On the other hand, hypereutectic aluminum-silicon alloys, those containing more than about 11.6% silicon, contain primary silicon crystals which are precipitated as the alloy is cooled between the liquidus temperature and the eutectic temperature. Due to the high hardness of the precipitated primary silicon crystals, these alloys have good wear resistant properties, and while alloys of this type have good fluidity, they have a relatively large or wide solidification range. The solidification range, which is a temperature range over which the alloy will solidify, is the range between the liquidus temperature and the invariant eutectic temperature. The wider the solidification range, the longer it will take for an alloy to solidify at a given rate of cooling. Thus, for casting purposes, a narrow solidification range is desired.

As a general rule, hypereutectic aluminum-silicon alloys are more difficult to case than hypoeutectic aluminum-silicon alloys because hypereutectic aluminum-silicon alloys are difficult to "feed" and this casting characteristic worsens as the silicon content increases. Thus, hypereutectic aluminum-silicon alloys containing 16% to 20% silicon have greater opportunity of finding commercial use than hypereutectic aluminum-silicon alloys containing more than 20% silicon (such as the class containing 21% to 25% silicon) because they have a narrower solidification range which produce less shrinkage microporosity and inherently a smaller primary silicon particle size. The smaller primary silicon size results in better machinability and is advantageous in wear applications. The absence of shrinkage microporosity in the cylinder bores of 4-stroke internal combustion engines is essential for low oil consumption.

----

◆ Your objective ◆
Pick up the passage on hypereutectic aluminum-silicon alloys right after its final sentence and keep writing in the same technical voice.

◆ Dataset section ◆

----

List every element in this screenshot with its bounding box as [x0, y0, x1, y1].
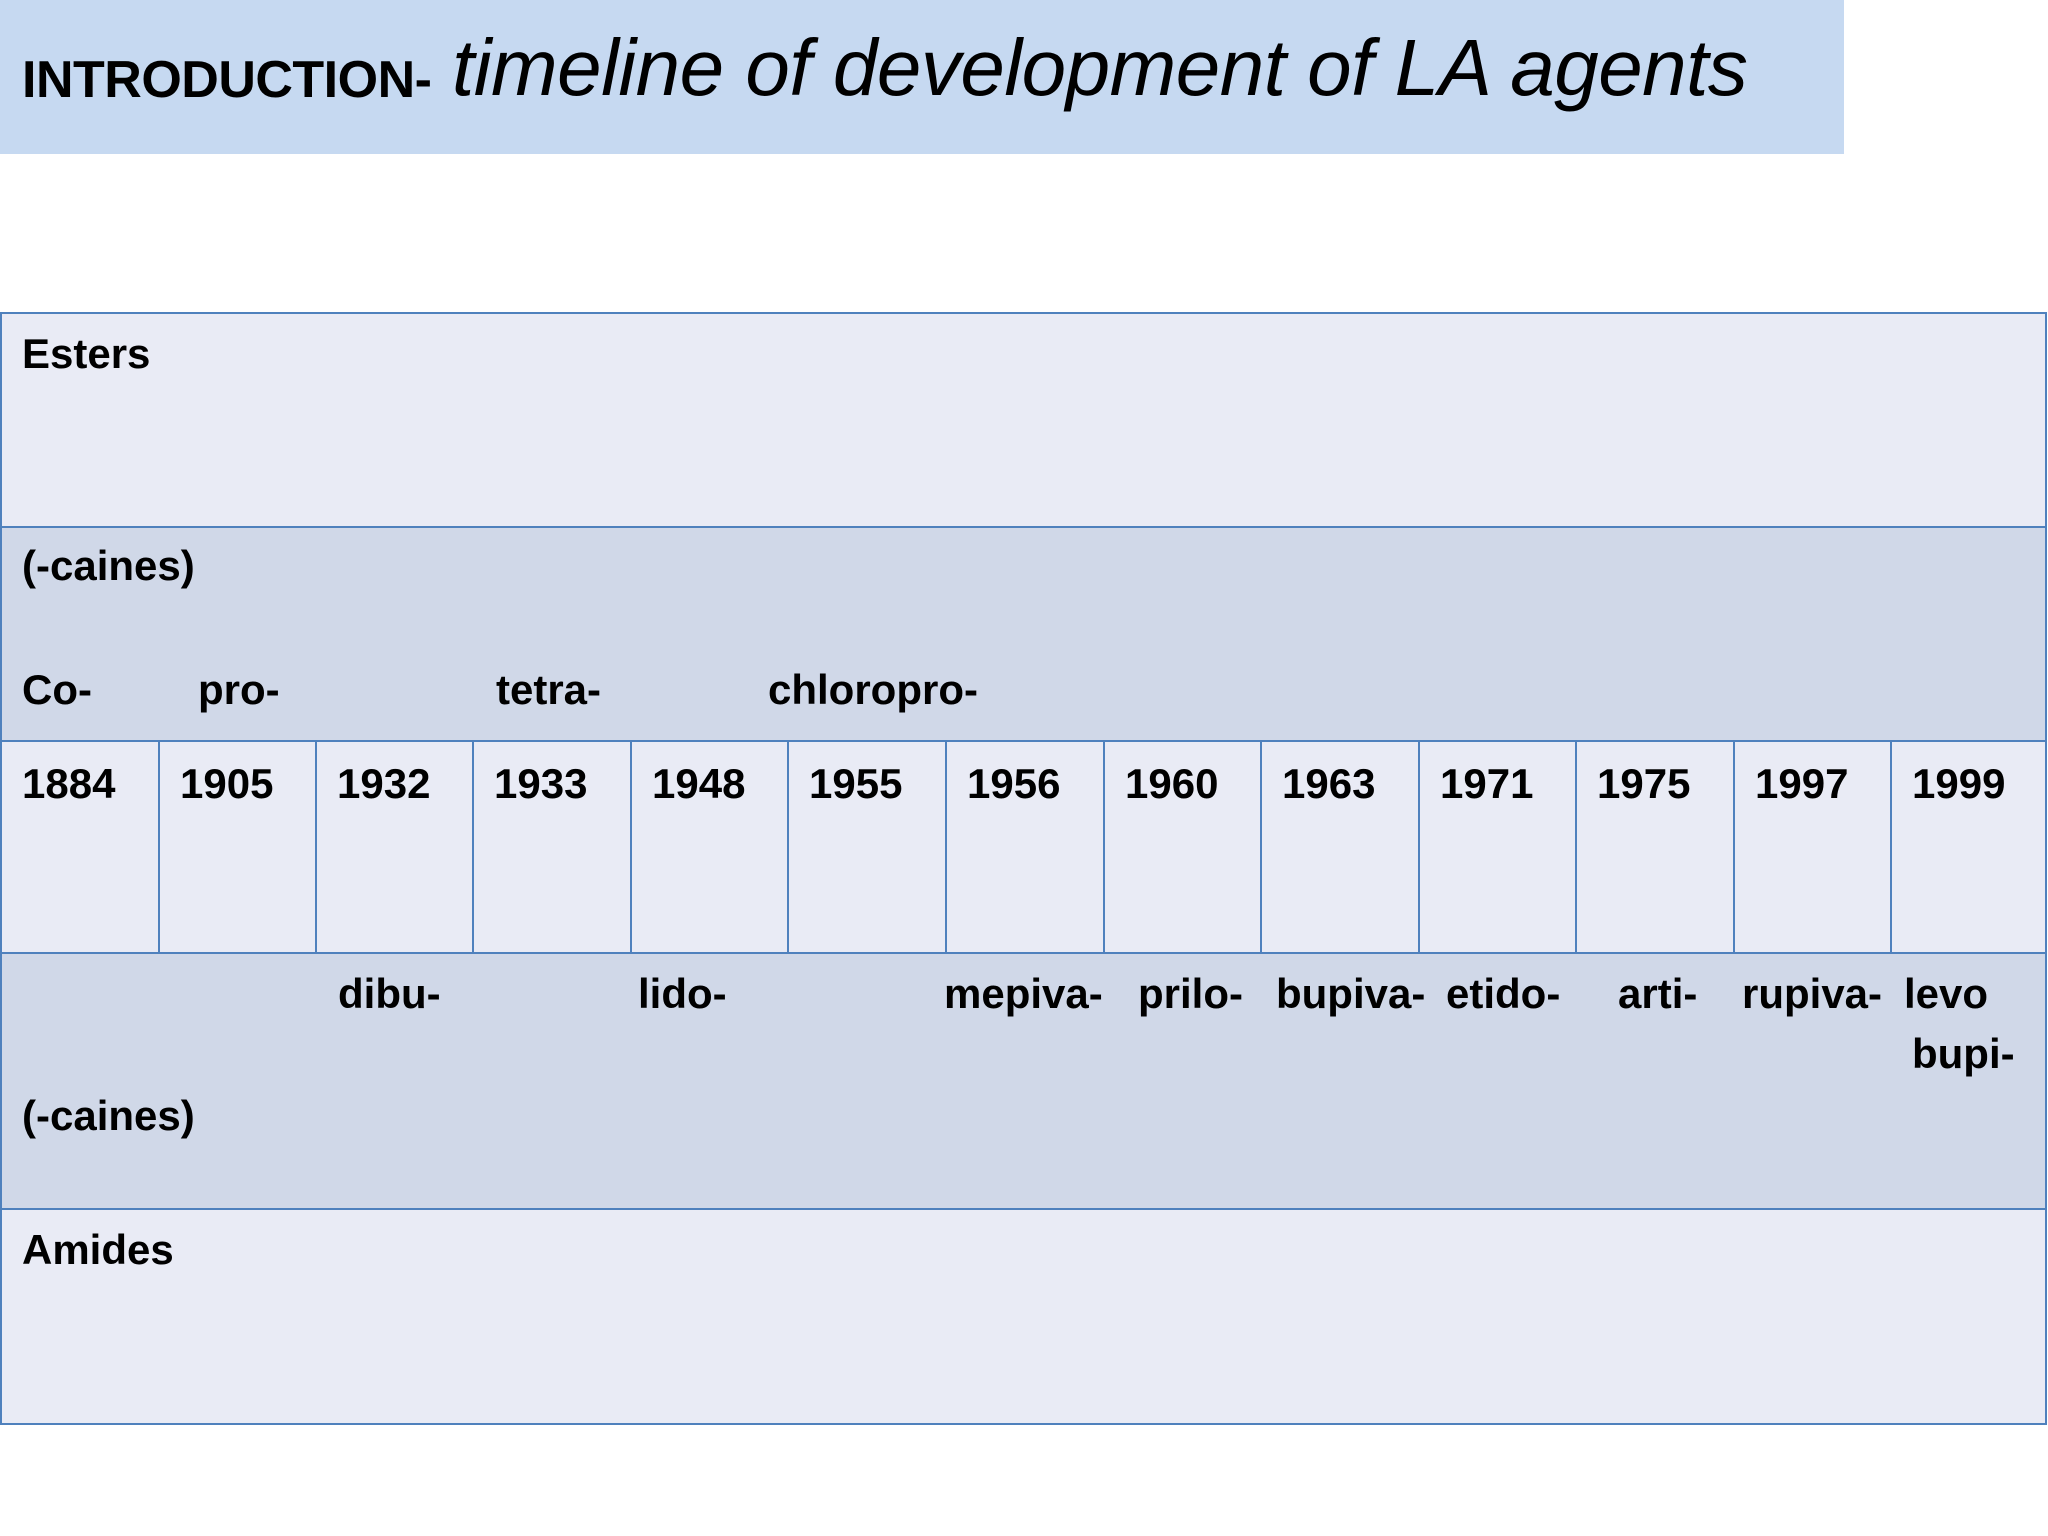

----

◆ In response ◆
Typical wear resistant aluminum-silicon alloys are described in U.S. Pat. No. 4,603,665. U.S. Pat. No. 4,603,665 describes a hypereutectic aluminum- silicon casting alloy having particular use in casting engine blocks for marine engines. The alloy of that patent is composed by weight of 16% to 19% silicon, 0.4% to 0.7% magnesium, less than 0.37% copper, and the balance aluminum. The alloy has a narrow solidification range providing the alloy with excellent castability, and as the copper content is maintained at a minimum, the alloy has improved resistance to salt water corrosion.

It has also been recognized in the metallurgical field that the magnesium content of the aluminum silicon alloy should be maintained below its solubility limit, because there is no heat treatment response benefit in going to a higher magnesium content. Moreover, a higher magnesium content also has an adverse effect on melt handling, as well as producing a decrease in fluidity, which can contribute to making castings with defects.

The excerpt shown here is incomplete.